> Material for this exercise:
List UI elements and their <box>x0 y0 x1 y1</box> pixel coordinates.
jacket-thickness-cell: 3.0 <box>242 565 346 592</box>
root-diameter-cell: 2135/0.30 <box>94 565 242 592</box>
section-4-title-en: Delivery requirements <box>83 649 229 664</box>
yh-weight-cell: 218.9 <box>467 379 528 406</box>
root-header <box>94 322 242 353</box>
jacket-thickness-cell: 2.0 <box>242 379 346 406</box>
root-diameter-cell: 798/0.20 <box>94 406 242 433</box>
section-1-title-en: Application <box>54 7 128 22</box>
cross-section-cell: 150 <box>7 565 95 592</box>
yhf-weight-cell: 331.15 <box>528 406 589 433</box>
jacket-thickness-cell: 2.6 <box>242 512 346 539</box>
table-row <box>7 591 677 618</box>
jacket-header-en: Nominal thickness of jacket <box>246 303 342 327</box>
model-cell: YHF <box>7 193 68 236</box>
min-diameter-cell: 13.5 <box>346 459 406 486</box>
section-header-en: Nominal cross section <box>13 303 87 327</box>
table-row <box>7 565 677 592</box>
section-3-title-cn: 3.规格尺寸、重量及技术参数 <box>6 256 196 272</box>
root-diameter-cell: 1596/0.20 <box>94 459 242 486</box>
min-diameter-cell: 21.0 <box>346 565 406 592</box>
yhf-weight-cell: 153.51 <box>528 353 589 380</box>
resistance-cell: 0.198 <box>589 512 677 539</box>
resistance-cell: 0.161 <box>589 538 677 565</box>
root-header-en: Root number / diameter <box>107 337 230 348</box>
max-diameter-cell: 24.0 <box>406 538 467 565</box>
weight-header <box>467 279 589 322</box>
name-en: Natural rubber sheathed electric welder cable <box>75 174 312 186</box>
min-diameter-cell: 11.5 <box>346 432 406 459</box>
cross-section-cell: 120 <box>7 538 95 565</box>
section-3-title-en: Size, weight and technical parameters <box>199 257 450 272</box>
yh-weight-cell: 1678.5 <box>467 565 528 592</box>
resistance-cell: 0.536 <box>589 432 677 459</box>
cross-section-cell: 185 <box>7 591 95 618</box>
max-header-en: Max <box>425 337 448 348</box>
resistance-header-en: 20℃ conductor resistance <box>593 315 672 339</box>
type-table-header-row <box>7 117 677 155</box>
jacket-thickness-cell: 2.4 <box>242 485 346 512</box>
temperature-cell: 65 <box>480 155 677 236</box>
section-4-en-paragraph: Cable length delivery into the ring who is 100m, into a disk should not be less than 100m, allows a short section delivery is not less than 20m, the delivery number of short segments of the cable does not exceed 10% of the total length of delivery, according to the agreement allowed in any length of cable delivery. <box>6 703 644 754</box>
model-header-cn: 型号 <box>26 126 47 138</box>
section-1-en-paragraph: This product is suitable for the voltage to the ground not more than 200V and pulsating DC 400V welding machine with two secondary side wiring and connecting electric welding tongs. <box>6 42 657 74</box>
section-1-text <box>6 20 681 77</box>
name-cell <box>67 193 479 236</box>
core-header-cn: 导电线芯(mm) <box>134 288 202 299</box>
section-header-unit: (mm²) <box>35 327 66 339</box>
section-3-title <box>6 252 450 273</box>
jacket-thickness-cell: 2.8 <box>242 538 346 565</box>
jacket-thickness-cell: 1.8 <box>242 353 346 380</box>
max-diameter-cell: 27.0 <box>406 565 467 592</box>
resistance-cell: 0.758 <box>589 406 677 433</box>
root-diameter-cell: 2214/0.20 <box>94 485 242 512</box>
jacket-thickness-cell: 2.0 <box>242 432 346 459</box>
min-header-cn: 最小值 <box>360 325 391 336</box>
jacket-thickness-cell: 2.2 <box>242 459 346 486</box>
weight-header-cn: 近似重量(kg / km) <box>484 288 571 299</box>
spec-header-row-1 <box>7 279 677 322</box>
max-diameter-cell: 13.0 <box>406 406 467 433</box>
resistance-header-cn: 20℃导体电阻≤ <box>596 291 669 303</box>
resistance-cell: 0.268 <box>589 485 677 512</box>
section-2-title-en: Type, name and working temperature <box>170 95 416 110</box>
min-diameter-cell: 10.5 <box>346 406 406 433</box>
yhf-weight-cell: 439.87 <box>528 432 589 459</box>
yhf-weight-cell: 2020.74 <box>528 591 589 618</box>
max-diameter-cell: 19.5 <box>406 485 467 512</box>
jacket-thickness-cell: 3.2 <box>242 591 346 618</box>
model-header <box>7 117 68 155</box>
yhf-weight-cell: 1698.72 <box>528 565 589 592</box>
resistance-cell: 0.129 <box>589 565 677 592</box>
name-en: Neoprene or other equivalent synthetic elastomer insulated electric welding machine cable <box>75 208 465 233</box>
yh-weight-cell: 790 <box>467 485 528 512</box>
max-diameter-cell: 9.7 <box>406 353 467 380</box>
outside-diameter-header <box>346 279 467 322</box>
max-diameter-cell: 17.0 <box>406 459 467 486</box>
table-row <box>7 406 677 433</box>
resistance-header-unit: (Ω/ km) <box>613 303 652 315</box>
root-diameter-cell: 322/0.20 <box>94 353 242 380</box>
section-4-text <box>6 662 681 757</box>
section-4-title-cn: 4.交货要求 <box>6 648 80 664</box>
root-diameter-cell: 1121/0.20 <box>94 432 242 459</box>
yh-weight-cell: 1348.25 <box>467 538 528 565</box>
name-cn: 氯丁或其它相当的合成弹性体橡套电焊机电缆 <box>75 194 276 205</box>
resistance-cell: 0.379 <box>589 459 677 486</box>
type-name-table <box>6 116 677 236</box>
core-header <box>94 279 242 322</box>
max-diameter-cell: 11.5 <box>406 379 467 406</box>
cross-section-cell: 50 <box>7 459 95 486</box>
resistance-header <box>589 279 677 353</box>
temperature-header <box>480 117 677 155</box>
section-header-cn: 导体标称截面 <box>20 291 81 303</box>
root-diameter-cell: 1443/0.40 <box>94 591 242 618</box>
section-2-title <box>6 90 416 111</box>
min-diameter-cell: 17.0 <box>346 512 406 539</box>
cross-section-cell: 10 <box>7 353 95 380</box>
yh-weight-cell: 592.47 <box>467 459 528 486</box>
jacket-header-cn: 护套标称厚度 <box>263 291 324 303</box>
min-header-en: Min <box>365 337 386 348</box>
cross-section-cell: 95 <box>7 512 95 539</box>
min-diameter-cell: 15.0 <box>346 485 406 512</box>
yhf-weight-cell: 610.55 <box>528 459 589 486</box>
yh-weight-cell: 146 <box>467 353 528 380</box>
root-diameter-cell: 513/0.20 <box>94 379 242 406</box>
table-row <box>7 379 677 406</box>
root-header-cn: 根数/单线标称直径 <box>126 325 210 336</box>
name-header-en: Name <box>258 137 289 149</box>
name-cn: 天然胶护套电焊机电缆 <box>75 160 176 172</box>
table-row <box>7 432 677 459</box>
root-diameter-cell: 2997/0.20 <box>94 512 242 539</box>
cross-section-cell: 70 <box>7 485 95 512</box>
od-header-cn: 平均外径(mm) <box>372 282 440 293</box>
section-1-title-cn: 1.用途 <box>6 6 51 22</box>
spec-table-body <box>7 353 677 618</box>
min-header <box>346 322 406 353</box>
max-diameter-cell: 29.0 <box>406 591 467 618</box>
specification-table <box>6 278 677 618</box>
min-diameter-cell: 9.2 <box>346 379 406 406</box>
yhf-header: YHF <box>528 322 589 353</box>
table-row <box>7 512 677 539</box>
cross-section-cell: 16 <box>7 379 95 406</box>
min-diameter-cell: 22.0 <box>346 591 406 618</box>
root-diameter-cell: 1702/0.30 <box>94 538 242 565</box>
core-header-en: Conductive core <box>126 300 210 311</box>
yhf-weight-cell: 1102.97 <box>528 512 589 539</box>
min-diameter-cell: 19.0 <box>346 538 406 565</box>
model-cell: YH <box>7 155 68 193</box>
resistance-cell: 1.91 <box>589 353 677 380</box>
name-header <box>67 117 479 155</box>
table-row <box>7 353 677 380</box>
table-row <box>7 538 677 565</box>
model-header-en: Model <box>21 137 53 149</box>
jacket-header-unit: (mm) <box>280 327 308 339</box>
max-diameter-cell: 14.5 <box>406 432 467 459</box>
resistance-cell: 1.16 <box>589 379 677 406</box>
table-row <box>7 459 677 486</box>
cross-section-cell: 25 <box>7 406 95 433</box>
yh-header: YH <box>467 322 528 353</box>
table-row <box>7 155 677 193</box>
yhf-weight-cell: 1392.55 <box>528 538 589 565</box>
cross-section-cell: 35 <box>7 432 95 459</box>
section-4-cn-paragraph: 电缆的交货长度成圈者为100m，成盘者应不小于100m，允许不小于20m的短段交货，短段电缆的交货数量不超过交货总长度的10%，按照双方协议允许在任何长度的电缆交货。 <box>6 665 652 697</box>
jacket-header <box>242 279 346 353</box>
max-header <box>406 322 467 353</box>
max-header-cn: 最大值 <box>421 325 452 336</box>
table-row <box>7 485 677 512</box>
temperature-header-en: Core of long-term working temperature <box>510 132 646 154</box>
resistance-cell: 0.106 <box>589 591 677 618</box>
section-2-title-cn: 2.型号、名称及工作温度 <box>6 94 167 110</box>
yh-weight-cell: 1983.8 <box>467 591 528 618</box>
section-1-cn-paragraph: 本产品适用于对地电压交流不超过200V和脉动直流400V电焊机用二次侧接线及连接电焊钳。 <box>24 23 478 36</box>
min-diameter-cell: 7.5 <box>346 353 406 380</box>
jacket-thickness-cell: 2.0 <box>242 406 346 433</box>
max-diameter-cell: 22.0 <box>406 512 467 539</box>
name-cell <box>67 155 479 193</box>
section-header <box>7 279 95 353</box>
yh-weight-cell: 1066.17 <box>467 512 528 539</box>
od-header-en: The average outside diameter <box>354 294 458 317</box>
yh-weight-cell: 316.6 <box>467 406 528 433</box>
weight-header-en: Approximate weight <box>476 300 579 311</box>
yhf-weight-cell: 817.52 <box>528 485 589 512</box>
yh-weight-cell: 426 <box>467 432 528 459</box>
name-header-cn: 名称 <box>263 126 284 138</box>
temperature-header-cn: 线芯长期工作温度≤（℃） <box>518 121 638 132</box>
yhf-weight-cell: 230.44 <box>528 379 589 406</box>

> Stated goal:
Reproduce the material word for word, starting at its first line and ending at the line that contains "jacket-thickness-cell: 2.0 <box>242 379", with both of those lines included.

> Exercise answer:
List UI elements and their <box>x0 y0 x1 y1</box> pixel coordinates.
jacket-thickness-cell: 3.0 <box>242 565 346 592</box>
root-diameter-cell: 2135/0.30 <box>94 565 242 592</box>
section-4-title-en: Delivery requirements <box>83 649 229 664</box>
yh-weight-cell: 218.9 <box>467 379 528 406</box>
root-header <box>94 322 242 353</box>
jacket-thickness-cell: 2.0 <box>242 379 346 406</box>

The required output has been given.